═══ Given data ═══

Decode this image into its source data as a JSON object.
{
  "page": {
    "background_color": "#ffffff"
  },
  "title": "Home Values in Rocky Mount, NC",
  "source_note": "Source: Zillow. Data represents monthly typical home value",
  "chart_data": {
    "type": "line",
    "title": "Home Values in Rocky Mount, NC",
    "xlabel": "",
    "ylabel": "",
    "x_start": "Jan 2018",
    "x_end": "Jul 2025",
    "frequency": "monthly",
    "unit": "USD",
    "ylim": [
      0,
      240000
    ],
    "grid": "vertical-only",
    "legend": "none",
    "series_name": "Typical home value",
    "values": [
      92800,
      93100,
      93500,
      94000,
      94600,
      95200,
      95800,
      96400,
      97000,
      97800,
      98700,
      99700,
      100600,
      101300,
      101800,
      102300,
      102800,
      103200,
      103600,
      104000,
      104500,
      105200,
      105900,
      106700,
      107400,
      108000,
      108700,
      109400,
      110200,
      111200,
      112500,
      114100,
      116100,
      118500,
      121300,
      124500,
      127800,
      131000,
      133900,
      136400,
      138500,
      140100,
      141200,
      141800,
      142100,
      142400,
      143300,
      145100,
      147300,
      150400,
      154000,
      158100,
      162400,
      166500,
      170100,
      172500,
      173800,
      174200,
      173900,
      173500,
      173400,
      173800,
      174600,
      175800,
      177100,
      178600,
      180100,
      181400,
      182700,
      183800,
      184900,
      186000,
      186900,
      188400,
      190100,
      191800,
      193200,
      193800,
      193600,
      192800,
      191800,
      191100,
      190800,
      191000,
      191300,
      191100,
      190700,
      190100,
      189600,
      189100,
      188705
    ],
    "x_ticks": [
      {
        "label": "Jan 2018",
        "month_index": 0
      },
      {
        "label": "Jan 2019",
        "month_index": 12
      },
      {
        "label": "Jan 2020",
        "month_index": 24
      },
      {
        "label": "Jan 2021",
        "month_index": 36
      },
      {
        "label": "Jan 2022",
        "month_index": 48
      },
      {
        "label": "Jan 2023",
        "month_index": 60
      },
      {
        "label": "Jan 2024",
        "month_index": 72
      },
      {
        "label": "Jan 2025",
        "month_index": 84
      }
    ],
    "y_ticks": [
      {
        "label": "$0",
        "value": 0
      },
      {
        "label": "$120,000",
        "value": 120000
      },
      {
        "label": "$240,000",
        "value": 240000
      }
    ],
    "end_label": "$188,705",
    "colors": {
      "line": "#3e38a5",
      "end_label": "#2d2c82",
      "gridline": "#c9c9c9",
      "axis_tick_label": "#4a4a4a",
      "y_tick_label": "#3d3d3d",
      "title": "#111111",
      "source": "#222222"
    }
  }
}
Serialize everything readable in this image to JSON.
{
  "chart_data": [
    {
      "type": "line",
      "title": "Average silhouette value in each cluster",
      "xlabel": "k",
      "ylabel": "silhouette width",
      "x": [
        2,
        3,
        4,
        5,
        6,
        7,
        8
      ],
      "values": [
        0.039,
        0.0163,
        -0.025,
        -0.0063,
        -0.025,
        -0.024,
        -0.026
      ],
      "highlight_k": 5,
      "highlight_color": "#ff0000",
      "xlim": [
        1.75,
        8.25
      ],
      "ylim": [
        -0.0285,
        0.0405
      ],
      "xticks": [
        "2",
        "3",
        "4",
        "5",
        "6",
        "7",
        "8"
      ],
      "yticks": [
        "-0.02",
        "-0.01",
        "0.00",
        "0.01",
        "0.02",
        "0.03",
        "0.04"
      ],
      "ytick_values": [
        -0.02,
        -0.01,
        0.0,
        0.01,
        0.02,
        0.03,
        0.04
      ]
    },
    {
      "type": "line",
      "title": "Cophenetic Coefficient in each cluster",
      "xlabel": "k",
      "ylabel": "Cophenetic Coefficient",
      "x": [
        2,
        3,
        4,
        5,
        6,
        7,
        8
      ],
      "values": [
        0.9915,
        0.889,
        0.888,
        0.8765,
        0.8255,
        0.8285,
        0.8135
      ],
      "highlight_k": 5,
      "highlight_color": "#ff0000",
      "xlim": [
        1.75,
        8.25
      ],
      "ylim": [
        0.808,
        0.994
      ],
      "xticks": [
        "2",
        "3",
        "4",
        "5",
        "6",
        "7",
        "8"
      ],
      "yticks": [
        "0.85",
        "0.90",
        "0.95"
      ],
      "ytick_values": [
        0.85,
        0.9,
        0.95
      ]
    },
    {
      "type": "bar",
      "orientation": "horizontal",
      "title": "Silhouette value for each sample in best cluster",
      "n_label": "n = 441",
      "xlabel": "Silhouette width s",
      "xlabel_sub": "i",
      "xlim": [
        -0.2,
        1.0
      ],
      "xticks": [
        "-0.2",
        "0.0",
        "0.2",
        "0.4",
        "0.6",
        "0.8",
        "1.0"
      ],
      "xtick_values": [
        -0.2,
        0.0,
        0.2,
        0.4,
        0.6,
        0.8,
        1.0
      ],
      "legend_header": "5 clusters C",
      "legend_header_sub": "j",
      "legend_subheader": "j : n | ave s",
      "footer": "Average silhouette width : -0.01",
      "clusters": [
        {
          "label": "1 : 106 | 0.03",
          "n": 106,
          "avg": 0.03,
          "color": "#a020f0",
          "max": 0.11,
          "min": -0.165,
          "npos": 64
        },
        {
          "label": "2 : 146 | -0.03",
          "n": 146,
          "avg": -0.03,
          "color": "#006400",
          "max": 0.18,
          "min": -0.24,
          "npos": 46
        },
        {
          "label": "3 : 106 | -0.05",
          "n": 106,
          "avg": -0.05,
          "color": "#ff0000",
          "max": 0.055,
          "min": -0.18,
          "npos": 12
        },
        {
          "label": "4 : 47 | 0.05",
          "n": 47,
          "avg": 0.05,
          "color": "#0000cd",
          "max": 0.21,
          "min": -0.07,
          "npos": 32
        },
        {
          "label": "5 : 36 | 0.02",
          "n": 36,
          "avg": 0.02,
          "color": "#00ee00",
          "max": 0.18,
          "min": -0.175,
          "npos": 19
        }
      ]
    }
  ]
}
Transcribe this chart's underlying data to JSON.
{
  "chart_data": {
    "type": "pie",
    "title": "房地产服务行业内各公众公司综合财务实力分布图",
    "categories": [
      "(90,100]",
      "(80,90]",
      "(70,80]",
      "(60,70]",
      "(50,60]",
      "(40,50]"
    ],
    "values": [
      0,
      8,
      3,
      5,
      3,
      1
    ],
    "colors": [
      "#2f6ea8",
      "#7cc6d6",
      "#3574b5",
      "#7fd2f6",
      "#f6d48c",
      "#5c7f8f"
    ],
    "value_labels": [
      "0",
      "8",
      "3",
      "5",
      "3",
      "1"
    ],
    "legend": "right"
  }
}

═══

**Task details**
Reproduce all of the data exactly as given.

**Task answer**
Decode this image into its source data as a JSON object.
{
  "page": {
    "background_color": "#ffffff"
  },
  "title": "Home Values in Rocky Mount, NC",
  "source_note": "Source: Zillow. Data represents monthly typical home value",
  "chart_data": {
    "type": "line",
    "title": "Home Values in Rocky Mount, NC",
    "xlabel": "",
    "ylabel": "",
    "x_start": "Jan 2018",
    "x_end": "Jul 2025",
    "frequency": "monthly",
    "unit": "USD",
    "ylim": [
      0,
      240000
    ],
    "grid": "vertical-only",
    "legend": "none",
    "series_name": "Typical home value",
    "values": [
      92800,
      93100,
      93500,
      94000,
      94600,
      95200,
      95800,
      96400,
      97000,
      97800,
      98700,
      99700,
      100600,
      101300,
      101800,
      102300,
      102800,
      103200,
      103600,
      104000,
      104500,
      105200,
      105900,
      106700,
      107400,
      108000,
      108700,
      109400,
      110200,
      111200,
      112500,
      114100,
      116100,
      118500,
      121300,
      124500,
      127800,
      131000,
      133900,
      136400,
      138500,
      140100,
      141200,
      141800,
      142100,
      142400,
      143300,
      145100,
      147300,
      150400,
      154000,
      158100,
      162400,
      166500,
      170100,
      172500,
      173800,
      174200,
      173900,
      173500,
      173400,
      173800,
      174600,
      175800,
      177100,
      178600,
      180100,
      181400,
      182700,
      183800,
      184900,
      186000,
      186900,
      188400,
      190100,
      191800,
      193200,
      193800,
      193600,
      192800,
      191800,
      191100,
      190800,
      191000,
      191300,
      191100,
      190700,
      190100,
      189600,
      189100,
      188705
    ],
    "x_ticks": [
      {
        "label": "Jan 2018",
        "month_index": 0
      },
      {
        "label": "Jan 2019",
        "month_index": 12
      },
      {
        "label": "Jan 2020",
        "month_index": 24
      },
      {
        "label": "Jan 2021",
        "month_index": 36
      },
      {
        "label": "Jan 2022",
        "month_index": 48
      },
      {
        "label": "Jan 2023",
        "month_index": 60
      },
      {
        "label": "Jan 2024",
        "month_index": 72
      },
      {
        "label": "Jan 2025",
        "month_index": 84
      }
    ],
    "y_ticks": [
      {
        "label": "$0",
        "value": 0
      },
      {
        "label": "$120,000",
        "value": 120000
      },
      {
        "label": "$240,000",
        "value": 240000
      }
    ],
    "end_label": "$188,705",
    "colors": {
      "line": "#3e38a5",
      "end_label": "#2d2c82",
      "gridline": "#c9c9c9",
      "axis_tick_label": "#4a4a4a",
      "y_tick_label": "#3d3d3d",
      "title": "#111111",
      "source": "#222222"
    }
  }
}
Serialize everything readable in this image to JSON.
{
  "chart_data": [
    {
      "type": "line",
      "title": "Average silhouette value in each cluster",
      "xlabel": "k",
      "ylabel": "silhouette width",
      "x": [
        2,
        3,
        4,
        5,
        6,
        7,
        8
      ],
      "values": [
        0.039,
        0.0163,
        -0.025,
        -0.0063,
        -0.025,
        -0.024,
        -0.026
      ],
      "highlight_k": 5,
      "highlight_color": "#ff0000",
      "xlim": [
        1.75,
        8.25
      ],
      "ylim": [
        -0.0285,
        0.0405
      ],
      "xticks": [
        "2",
        "3",
        "4",
        "5",
        "6",
        "7",
        "8"
      ],
      "yticks": [
        "-0.02",
        "-0.01",
        "0.00",
        "0.01",
        "0.02",
        "0.03",
        "0.04"
      ],
      "ytick_values": [
        -0.02,
        -0.01,
        0.0,
        0.01,
        0.02,
        0.03,
        0.04
      ]
    },
    {
      "type": "line",
      "title": "Cophenetic Coefficient in each cluster",
      "xlabel": "k",
      "ylabel": "Cophenetic Coefficient",
      "x": [
        2,
        3,
        4,
        5,
        6,
        7,
        8
      ],
      "values": [
        0.9915,
        0.889,
        0.888,
        0.8765,
        0.8255,
        0.8285,
        0.8135
      ],
      "highlight_k": 5,
      "highlight_color": "#ff0000",
      "xlim": [
        1.75,
        8.25
      ],
      "ylim": [
        0.808,
        0.994
      ],
      "xticks": [
        "2",
        "3",
        "4",
        "5",
        "6",
        "7",
        "8"
      ],
      "yticks": [
        "0.85",
        "0.90",
        "0.95"
      ],
      "ytick_values": [
        0.85,
        0.9,
        0.95
      ]
    },
    {
      "type": "bar",
      "orientation": "horizontal",
      "title": "Silhouette value for each sample in best cluster",
      "n_label": "n = 441",
      "xlabel": "Silhouette width s",
      "xlabel_sub": "i",
      "xlim": [
        -0.2,
        1.0
      ],
      "xticks": [
        "-0.2",
        "0.0",
        "0.2",
        "0.4",
        "0.6",
        "0.8",
        "1.0"
      ],
      "xtick_values": [
        -0.2,
        0.0,
        0.2,
        0.4,
        0.6,
        0.8,
        1.0
      ],
      "legend_header": "5 clusters C",
      "legend_header_sub": "j",
      "legend_subheader": "j : n | ave s",
      "footer": "Average silhouette width : -0.01",
      "clusters": [
        {
          "label": "1 : 106 | 0.03",
          "n": 106,
          "avg": 0.03,
          "color": "#a020f0",
          "max": 0.11,
          "min": -0.165,
          "npos": 64
        },
        {
          "label": "2 : 146 | -0.03",
          "n": 146,
          "avg": -0.03,
          "color": "#006400",
          "max": 0.18,
          "min": -0.24,
          "npos": 46
        },
        {
          "label": "3 : 106 | -0.05",
          "n": 106,
          "avg": -0.05,
          "color": "#ff0000",
          "max": 0.055,
          "min": -0.18,
          "npos": 12
        },
        {
          "label": "4 : 47 | 0.05",
          "n": 47,
          "avg": 0.05,
          "color": "#0000cd",
          "max": 0.21,
          "min": -0.07,
          "npos": 32
        },
        {
          "label": "5 : 36 | 0.02",
          "n": 36,
          "avg": 0.02,
          "color": "#00ee00",
          "max": 0.18,
          "min": -0.175,
          "npos": 19
        }
      ]
    }
  ]
}
Transcribe this chart's underlying data to JSON.
{
  "chart_data": {
    "type": "pie",
    "title": "房地产服务行业内各公众公司综合财务实力分布图",
    "categories": [
      "(90,100]",
      "(80,90]",
      "(70,80]",
      "(60,70]",
      "(50,60]",
      "(40,50]"
    ],
    "values": [
      0,
      8,
      3,
      5,
      3,
      1
    ],
    "colors": [
      "#2f6ea8",
      "#7cc6d6",
      "#3574b5",
      "#7fd2f6",
      "#f6d48c",
      "#5c7f8f"
    ],
    "value_labels": [
      "0",
      "8",
      "3",
      "5",
      "3",
      "1"
    ],
    "legend": "right"
  }
}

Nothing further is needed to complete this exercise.